Task objective —
Please transcribe the data that follows without the pictures, keeping every word the same.

Figure record extracts
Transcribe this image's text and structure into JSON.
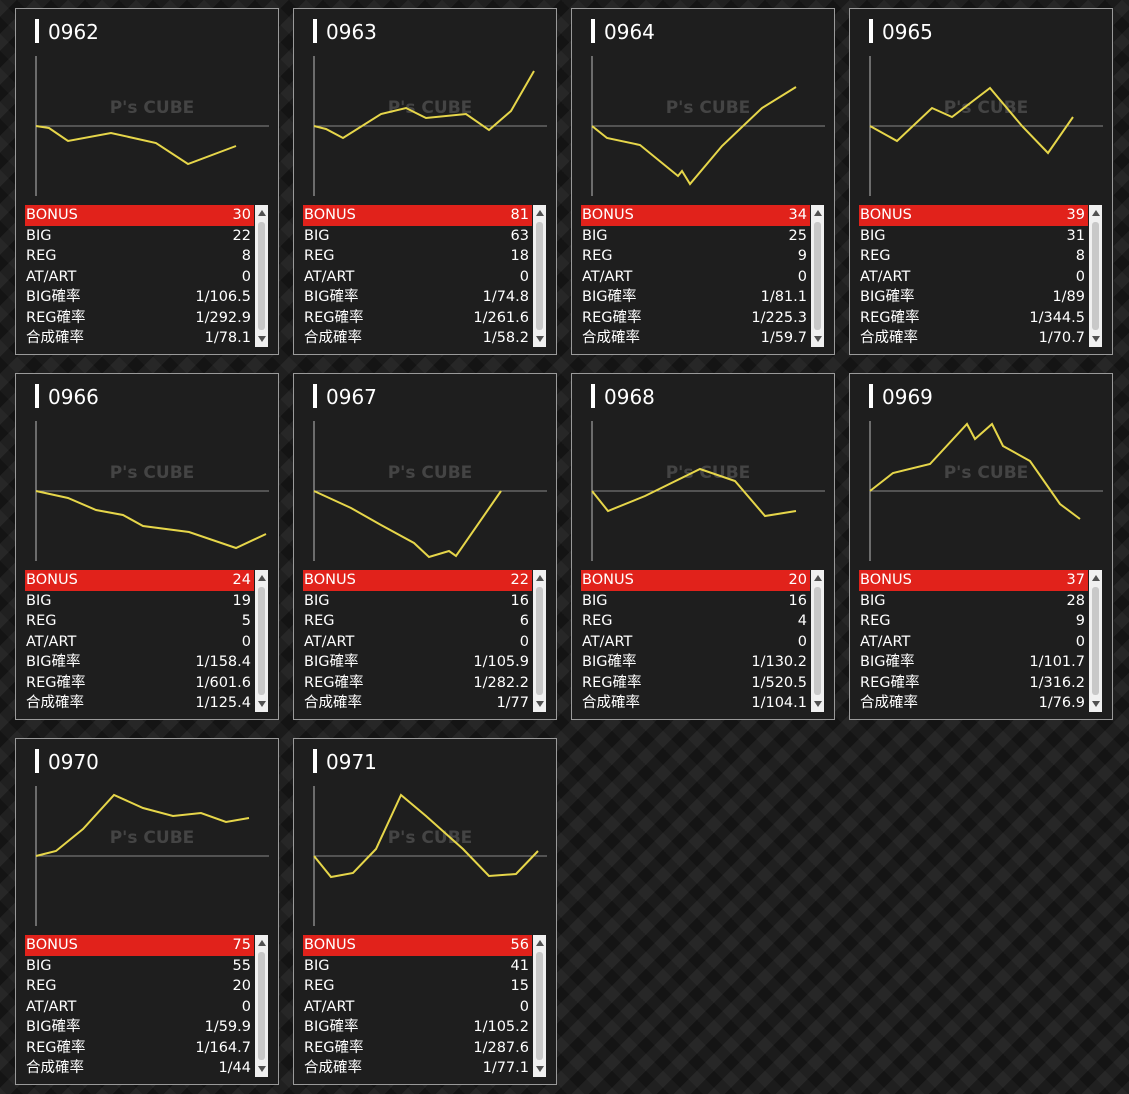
{
  "watermark": "P's CUBE",
  "graph_xlim": [
    0,
    233
  ],
  "graph_ylim": [
    -70,
    70
  ],
  "cards": [
    {
      "id": "0962",
      "graph": {
        "x": [
          0,
          13,
          32,
          75,
          120,
          152,
          200
        ],
        "y": [
          0,
          -2,
          -15,
          -7,
          -17,
          -38,
          -20
        ]
      },
      "rows": [
        [
          "BONUS",
          "30"
        ],
        [
          "BIG",
          "22"
        ],
        [
          "REG",
          "8"
        ],
        [
          "AT/ART",
          "0"
        ],
        [
          "BIG確率",
          "1/106.5"
        ],
        [
          "REG確率",
          "1/292.9"
        ],
        [
          "合成確率",
          "1/78.1"
        ]
      ]
    },
    {
      "id": "0963",
      "graph": {
        "x": [
          0,
          12,
          29,
          67,
          92,
          112,
          152,
          175,
          197,
          220
        ],
        "y": [
          0,
          -3,
          -12,
          12,
          18,
          8,
          12,
          -4,
          15,
          55
        ]
      },
      "rows": [
        [
          "BONUS",
          "81"
        ],
        [
          "BIG",
          "63"
        ],
        [
          "REG",
          "18"
        ],
        [
          "AT/ART",
          "0"
        ],
        [
          "BIG確率",
          "1/74.8"
        ],
        [
          "REG確率",
          "1/261.6"
        ],
        [
          "合成確率",
          "1/58.2"
        ]
      ]
    },
    {
      "id": "0964",
      "graph": {
        "x": [
          0,
          15,
          48,
          86,
          90,
          98,
          130,
          170,
          204
        ],
        "y": [
          0,
          -12,
          -19,
          -50,
          -45,
          -58,
          -20,
          18,
          39
        ]
      },
      "rows": [
        [
          "BONUS",
          "34"
        ],
        [
          "BIG",
          "25"
        ],
        [
          "REG",
          "9"
        ],
        [
          "AT/ART",
          "0"
        ],
        [
          "BIG確率",
          "1/81.1"
        ],
        [
          "REG確率",
          "1/225.3"
        ],
        [
          "合成確率",
          "1/59.7"
        ]
      ]
    },
    {
      "id": "0965",
      "graph": {
        "x": [
          0,
          27,
          62,
          82,
          120,
          152,
          178,
          203
        ],
        "y": [
          0,
          -15,
          18,
          9,
          38,
          0,
          -27,
          9
        ]
      },
      "rows": [
        [
          "BONUS",
          "39"
        ],
        [
          "BIG",
          "31"
        ],
        [
          "REG",
          "8"
        ],
        [
          "AT/ART",
          "0"
        ],
        [
          "BIG確率",
          "1/89"
        ],
        [
          "REG確率",
          "1/344.5"
        ],
        [
          "合成確率",
          "1/70.7"
        ]
      ]
    },
    {
      "id": "0966",
      "graph": {
        "x": [
          0,
          32,
          60,
          87,
          107,
          153,
          200,
          230
        ],
        "y": [
          0,
          -7,
          -19,
          -24,
          -35,
          -41,
          -57,
          -43
        ]
      },
      "rows": [
        [
          "BONUS",
          "24"
        ],
        [
          "BIG",
          "19"
        ],
        [
          "REG",
          "5"
        ],
        [
          "AT/ART",
          "0"
        ],
        [
          "BIG確率",
          "1/158.4"
        ],
        [
          "REG確率",
          "1/601.6"
        ],
        [
          "合成確率",
          "1/125.4"
        ]
      ]
    },
    {
      "id": "0967",
      "graph": {
        "x": [
          0,
          37,
          67,
          100,
          115,
          135,
          142,
          187
        ],
        "y": [
          0,
          -17,
          -34,
          -52,
          -66,
          -60,
          -65,
          0
        ]
      },
      "rows": [
        [
          "BONUS",
          "22"
        ],
        [
          "BIG",
          "16"
        ],
        [
          "REG",
          "6"
        ],
        [
          "AT/ART",
          "0"
        ],
        [
          "BIG確率",
          "1/105.9"
        ],
        [
          "REG確率",
          "1/282.2"
        ],
        [
          "合成確率",
          "1/77"
        ]
      ]
    },
    {
      "id": "0968",
      "graph": {
        "x": [
          0,
          16,
          53,
          108,
          143,
          173,
          204
        ],
        "y": [
          0,
          -20,
          -5,
          22,
          10,
          -25,
          -20
        ]
      },
      "rows": [
        [
          "BONUS",
          "20"
        ],
        [
          "BIG",
          "16"
        ],
        [
          "REG",
          "4"
        ],
        [
          "AT/ART",
          "0"
        ],
        [
          "BIG確率",
          "1/130.2"
        ],
        [
          "REG確率",
          "1/520.5"
        ],
        [
          "合成確率",
          "1/104.1"
        ]
      ]
    },
    {
      "id": "0969",
      "graph": {
        "x": [
          0,
          23,
          60,
          97,
          105,
          122,
          133,
          160,
          190,
          210
        ],
        "y": [
          0,
          18,
          27,
          67,
          52,
          67,
          45,
          30,
          -13,
          -28
        ]
      },
      "rows": [
        [
          "BONUS",
          "37"
        ],
        [
          "BIG",
          "28"
        ],
        [
          "REG",
          "9"
        ],
        [
          "AT/ART",
          "0"
        ],
        [
          "BIG確率",
          "1/101.7"
        ],
        [
          "REG確率",
          "1/316.2"
        ],
        [
          "合成確率",
          "1/76.9"
        ]
      ]
    },
    {
      "id": "0970",
      "graph": {
        "x": [
          0,
          20,
          47,
          78,
          107,
          137,
          165,
          190,
          213
        ],
        "y": [
          0,
          5,
          27,
          61,
          48,
          40,
          43,
          34,
          38
        ]
      },
      "rows": [
        [
          "BONUS",
          "75"
        ],
        [
          "BIG",
          "55"
        ],
        [
          "REG",
          "20"
        ],
        [
          "AT/ART",
          "0"
        ],
        [
          "BIG確率",
          "1/59.9"
        ],
        [
          "REG確率",
          "1/164.7"
        ],
        [
          "合成確率",
          "1/44"
        ]
      ]
    },
    {
      "id": "0971",
      "graph": {
        "x": [
          0,
          17,
          39,
          62,
          87,
          112,
          149,
          175,
          202,
          224
        ],
        "y": [
          0,
          -21,
          -17,
          7,
          61,
          40,
          7,
          -20,
          -18,
          5
        ]
      },
      "rows": [
        [
          "BONUS",
          "56"
        ],
        [
          "BIG",
          "41"
        ],
        [
          "REG",
          "15"
        ],
        [
          "AT/ART",
          "0"
        ],
        [
          "BIG確率",
          "1/105.2"
        ],
        [
          "REG確率",
          "1/287.6"
        ],
        [
          "合成確率",
          "1/77.1"
        ]
      ]
    }
  ]
}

Reply to the exercise —
Transcribe this image's text and structure into JSON.
{
  "watermark": "P's CUBE",
  "graph_xlim": [
    0,
    233
  ],
  "graph_ylim": [
    -70,
    70
  ],
  "cards": [
    {
      "id": "0962",
      "graph": {
        "x": [
          0,
          13,
          32,
          75,
          120,
          152,
          200
        ],
        "y": [
          0,
          -2,
          -15,
          -7,
          -17,
          -38,
          -20
        ]
      },
      "rows": [
        [
          "BONUS",
          "30"
        ],
        [
          "BIG",
          "22"
        ],
        [
          "REG",
          "8"
        ],
        [
          "AT/ART",
          "0"
        ],
        [
          "BIG確率",
          "1/106.5"
        ],
        [
          "REG確率",
          "1/292.9"
        ],
        [
          "合成確率",
          "1/78.1"
        ]
      ]
    },
    {
      "id": "0963",
      "graph": {
        "x": [
          0,
          12,
          29,
          67,
          92,
          112,
          152,
          175,
          197,
          220
        ],
        "y": [
          0,
          -3,
          -12,
          12,
          18,
          8,
          12,
          -4,
          15,
          55
        ]
      },
      "rows": [
        [
          "BONUS",
          "81"
        ],
        [
          "BIG",
          "63"
        ],
        [
          "REG",
          "18"
        ],
        [
          "AT/ART",
          "0"
        ],
        [
          "BIG確率",
          "1/74.8"
        ],
        [
          "REG確率",
          "1/261.6"
        ],
        [
          "合成確率",
          "1/58.2"
        ]
      ]
    },
    {
      "id": "0964",
      "graph": {
        "x": [
          0,
          15,
          48,
          86,
          90,
          98,
          130,
          170,
          204
        ],
        "y": [
          0,
          -12,
          -19,
          -50,
          -45,
          -58,
          -20,
          18,
          39
        ]
      },
      "rows": [
        [
          "BONUS",
          "34"
        ],
        [
          "BIG",
          "25"
        ],
        [
          "REG",
          "9"
        ],
        [
          "AT/ART",
          "0"
        ],
        [
          "BIG確率",
          "1/81.1"
        ],
        [
          "REG確率",
          "1/225.3"
        ],
        [
          "合成確率",
          "1/59.7"
        ]
      ]
    },
    {
      "id": "0965",
      "graph": {
        "x": [
          0,
          27,
          62,
          82,
          120,
          152,
          178,
          203
        ],
        "y": [
          0,
          -15,
          18,
          9,
          38,
          0,
          -27,
          9
        ]
      },
      "rows": [
        [
          "BONUS",
          "39"
        ],
        [
          "BIG",
          "31"
        ],
        [
          "REG",
          "8"
        ],
        [
          "AT/ART",
          "0"
        ],
        [
          "BIG確率",
          "1/89"
        ],
        [
          "REG確率",
          "1/344.5"
        ],
        [
          "合成確率",
          "1/70.7"
        ]
      ]
    },
    {
      "id": "0966",
      "graph": {
        "x": [
          0,
          32,
          60,
          87,
          107,
          153,
          200,
          230
        ],
        "y": [
          0,
          -7,
          -19,
          -24,
          -35,
          -41,
          -57,
          -43
        ]
      },
      "rows": [
        [
          "BONUS",
          "24"
        ],
        [
          "BIG",
          "19"
        ],
        [
          "REG",
          "5"
        ],
        [
          "AT/ART",
          "0"
        ],
        [
          "BIG確率",
          "1/158.4"
        ],
        [
          "REG確率",
          "1/601.6"
        ],
        [
          "合成確率",
          "1/125.4"
        ]
      ]
    },
    {
      "id": "0967",
      "graph": {
        "x": [
          0,
          37,
          67,
          100,
          115,
          135,
          142,
          187
        ],
        "y": [
          0,
          -17,
          -34,
          -52,
          -66,
          -60,
          -65,
          0
        ]
      },
      "rows": [
        [
          "BONUS",
          "22"
        ],
        [
          "BIG",
          "16"
        ],
        [
          "REG",
          "6"
        ],
        [
          "AT/ART",
          "0"
        ],
        [
          "BIG確率",
          "1/105.9"
        ],
        [
          "REG確率",
          "1/282.2"
        ],
        [
          "合成確率",
          "1/77"
        ]
      ]
    },
    {
      "id": "0968",
      "graph": {
        "x": [
          0,
          16,
          53,
          108,
          143,
          173,
          204
        ],
        "y": [
          0,
          -20,
          -5,
          22,
          10,
          -25,
          -20
        ]
      },
      "rows": [
        [
          "BONUS",
          "20"
        ],
        [
          "BIG",
          "16"
        ],
        [
          "REG",
          "4"
        ],
        [
          "AT/ART",
          "0"
        ],
        [
          "BIG確率",
          "1/130.2"
        ],
        [
          "REG確率",
          "1/520.5"
        ],
        [
          "合成確率",
          "1/104.1"
        ]
      ]
    },
    {
      "id": "0969",
      "graph": {
        "x": [
          0,
          23,
          60,
          97,
          105,
          122,
          133,
          160,
          190,
          210
        ],
        "y": [
          0,
          18,
          27,
          67,
          52,
          67,
          45,
          30,
          -13,
          -28
        ]
      },
      "rows": [
        [
          "BONUS",
          "37"
        ],
        [
          "BIG",
          "28"
        ],
        [
          "REG",
          "9"
        ],
        [
          "AT/ART",
          "0"
        ],
        [
          "BIG確率",
          "1/101.7"
        ],
        [
          "REG確率",
          "1/316.2"
        ],
        [
          "合成確率",
          "1/76.9"
        ]
      ]
    },
    {
      "id": "0970",
      "graph": {
        "x": [
          0,
          20,
          47,
          78,
          107,
          137,
          165,
          190,
          213
        ],
        "y": [
          0,
          5,
          27,
          61,
          48,
          40,
          43,
          34,
          38
        ]
      },
      "rows": [
        [
          "BONUS",
          "75"
        ],
        [
          "BIG",
          "55"
        ],
        [
          "REG",
          "20"
        ],
        [
          "AT/ART",
          "0"
        ],
        [
          "BIG確率",
          "1/59.9"
        ],
        [
          "REG確率",
          "1/164.7"
        ],
        [
          "合成確率",
          "1/44"
        ]
      ]
    },
    {
      "id": "0971",
      "graph": {
        "x": [
          0,
          17,
          39,
          62,
          87,
          112,
          149,
          175,
          202,
          224
        ],
        "y": [
          0,
          -21,
          -17,
          7,
          61,
          40,
          7,
          -20,
          -18,
          5
        ]
      },
      "rows": [
        [
          "BONUS",
          "56"
        ],
        [
          "BIG",
          "41"
        ],
        [
          "REG",
          "15"
        ],
        [
          "AT/ART",
          "0"
        ],
        [
          "BIG確率",
          "1/105.2"
        ],
        [
          "REG確率",
          "1/287.6"
        ],
        [
          "合成確率",
          "1/77.1"
        ]
      ]
    }
  ]
}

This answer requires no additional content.